Data to process start
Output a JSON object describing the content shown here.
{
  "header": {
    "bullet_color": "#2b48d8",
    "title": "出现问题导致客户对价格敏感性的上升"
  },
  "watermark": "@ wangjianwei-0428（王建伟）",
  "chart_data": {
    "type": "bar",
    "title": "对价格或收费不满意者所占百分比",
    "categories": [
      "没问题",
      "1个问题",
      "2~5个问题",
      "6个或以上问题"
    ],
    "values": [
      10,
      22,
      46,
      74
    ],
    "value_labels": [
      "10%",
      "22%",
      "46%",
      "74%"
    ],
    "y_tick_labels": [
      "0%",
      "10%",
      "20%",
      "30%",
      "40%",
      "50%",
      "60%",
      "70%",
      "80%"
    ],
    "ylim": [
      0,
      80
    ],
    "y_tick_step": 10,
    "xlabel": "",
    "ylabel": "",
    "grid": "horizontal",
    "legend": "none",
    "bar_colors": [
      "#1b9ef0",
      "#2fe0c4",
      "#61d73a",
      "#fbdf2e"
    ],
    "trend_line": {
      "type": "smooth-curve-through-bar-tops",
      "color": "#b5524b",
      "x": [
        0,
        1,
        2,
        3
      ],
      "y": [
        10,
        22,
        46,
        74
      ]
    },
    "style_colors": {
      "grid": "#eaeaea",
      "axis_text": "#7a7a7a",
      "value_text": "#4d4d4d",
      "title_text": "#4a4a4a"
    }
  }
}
Data to process end
Copy the records above exactly.

## Exercise result
Output a JSON object describing the content shown here.
{
  "header": {
    "bullet_color": "#2b48d8",
    "title": "出现问题导致客户对价格敏感性的上升"
  },
  "watermark": "@ wangjianwei-0428（王建伟）",
  "chart_data": {
    "type": "bar",
    "title": "对价格或收费不满意者所占百分比",
    "categories": [
      "没问题",
      "1个问题",
      "2~5个问题",
      "6个或以上问题"
    ],
    "values": [
      10,
      22,
      46,
      74
    ],
    "value_labels": [
      "10%",
      "22%",
      "46%",
      "74%"
    ],
    "y_tick_labels": [
      "0%",
      "10%",
      "20%",
      "30%",
      "40%",
      "50%",
      "60%",
      "70%",
      "80%"
    ],
    "ylim": [
      0,
      80
    ],
    "y_tick_step": 10,
    "xlabel": "",
    "ylabel": "",
    "grid": "horizontal",
    "legend": "none",
    "bar_colors": [
      "#1b9ef0",
      "#2fe0c4",
      "#61d73a",
      "#fbdf2e"
    ],
    "trend_line": {
      "type": "smooth-curve-through-bar-tops",
      "color": "#b5524b",
      "x": [
        0,
        1,
        2,
        3
      ],
      "y": [
        10,
        22,
        46,
        74
      ]
    },
    "style_colors": {
      "grid": "#eaeaea",
      "axis_text": "#7a7a7a",
      "value_text": "#4d4d4d",
      "title_text": "#4a4a4a"
    }
  }
}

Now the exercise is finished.